GIVEN TASK
From the listing below, pull out all lines with "varotoimenpiteet" in them.
:: RECORDS ::
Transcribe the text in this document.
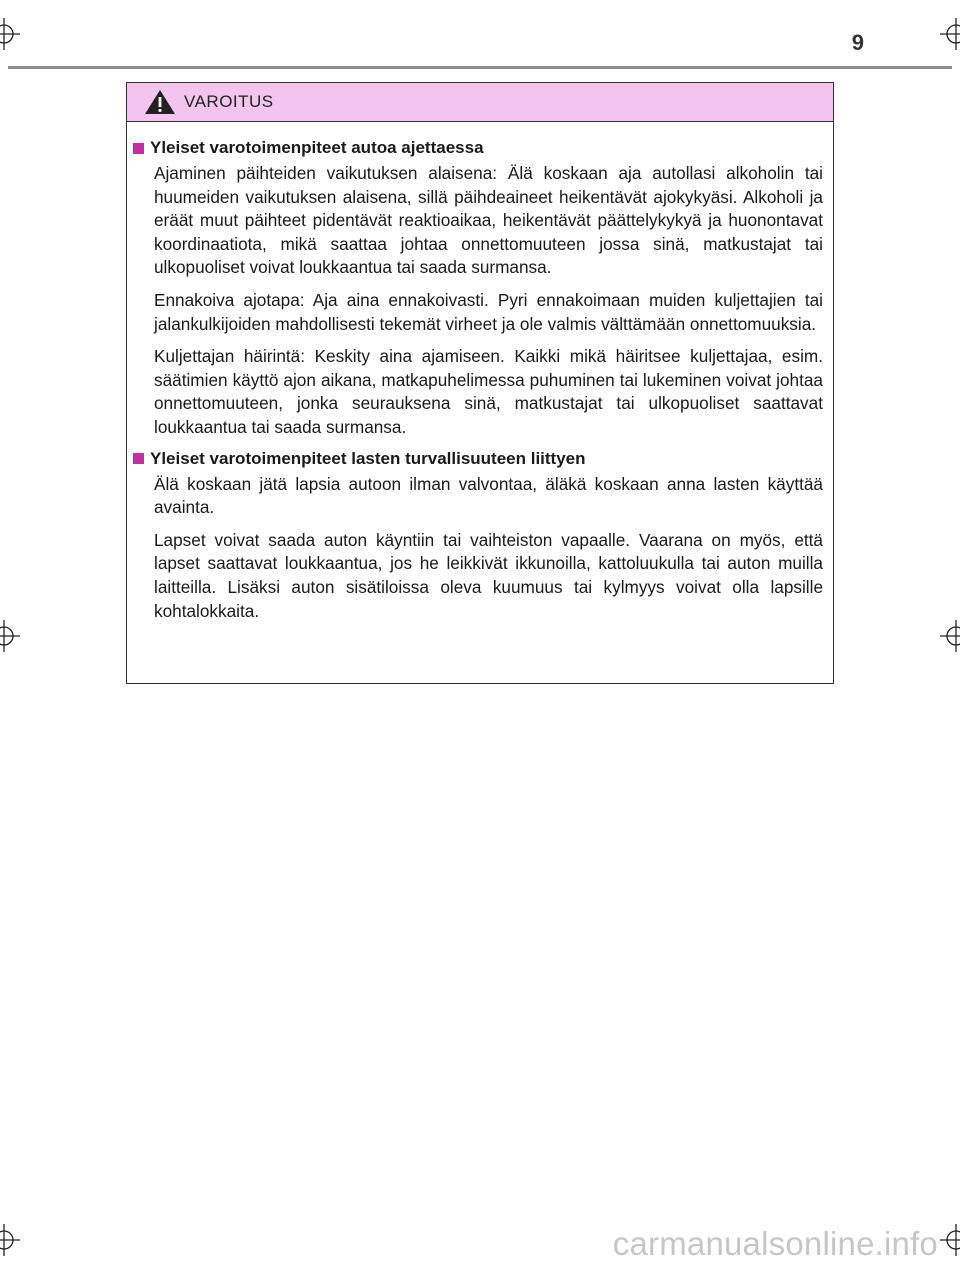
9
VAROITUS
Yleiset varotoimenpiteet autoa ajettaessa

Ajaminen päihteiden vaikutuksen alaisena: Älä koskaan aja autollasi alkoholin tai huumeiden vaikutuksen alaisena, sillä päihdeaineet heikentävät ajokykyäsi. Alkoholi ja eräät muut päihteet pidentävät reaktioaikaa, heikentävät päättelykykyä ja huonontavat koordinaatiota, mikä saattaa johtaa onnettomuuteen jossa sinä, matkustajat tai ulkopuoliset voivat loukkaantua tai saada surmansa.

Ennakoiva ajotapa: Aja aina ennakoivasti. Pyri ennakoimaan muiden kuljettajien tai jalankulkijoiden mahdollisesti tekemät virheet ja ole valmis välttämään onnettomuuksia.

Kuljettajan häirintä: Keskity aina ajamiseen. Kaikki mikä häiritsee kuljettajaa, esim. säätimien käyttö ajon aikana, matkapuhelimessa puhuminen tai lukeminen voivat johtaa onnettomuuteen, jonka seurauksena sinä, matkustajat tai ulkopuoliset saattavat loukkaantua tai saada surmansa.

Yleiset varotoimenpiteet lasten turvallisuuteen liittyen

Älä koskaan jätä lapsia autoon ilman valvontaa, äläkä koskaan anna lasten käyttää avainta.

Lapset voivat saada auton käyntiin tai vaihteiston vapaalle. Vaarana on myös, että lapset saattavat loukkaantua, jos he leikkivät ikkunoilla, kattoluukulla tai auton muilla laitteilla. Lisäksi auton sisätiloissa oleva kuumuus tai kylmyys voivat olla lapsille kohtalokkaita.

carmanualsonline.info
:::
EXERCISE RESPONSE
Yleiset varotoimenpiteet autoa ajettaessa
Yleiset varotoimenpiteet lasten turvallisuuteen liittyen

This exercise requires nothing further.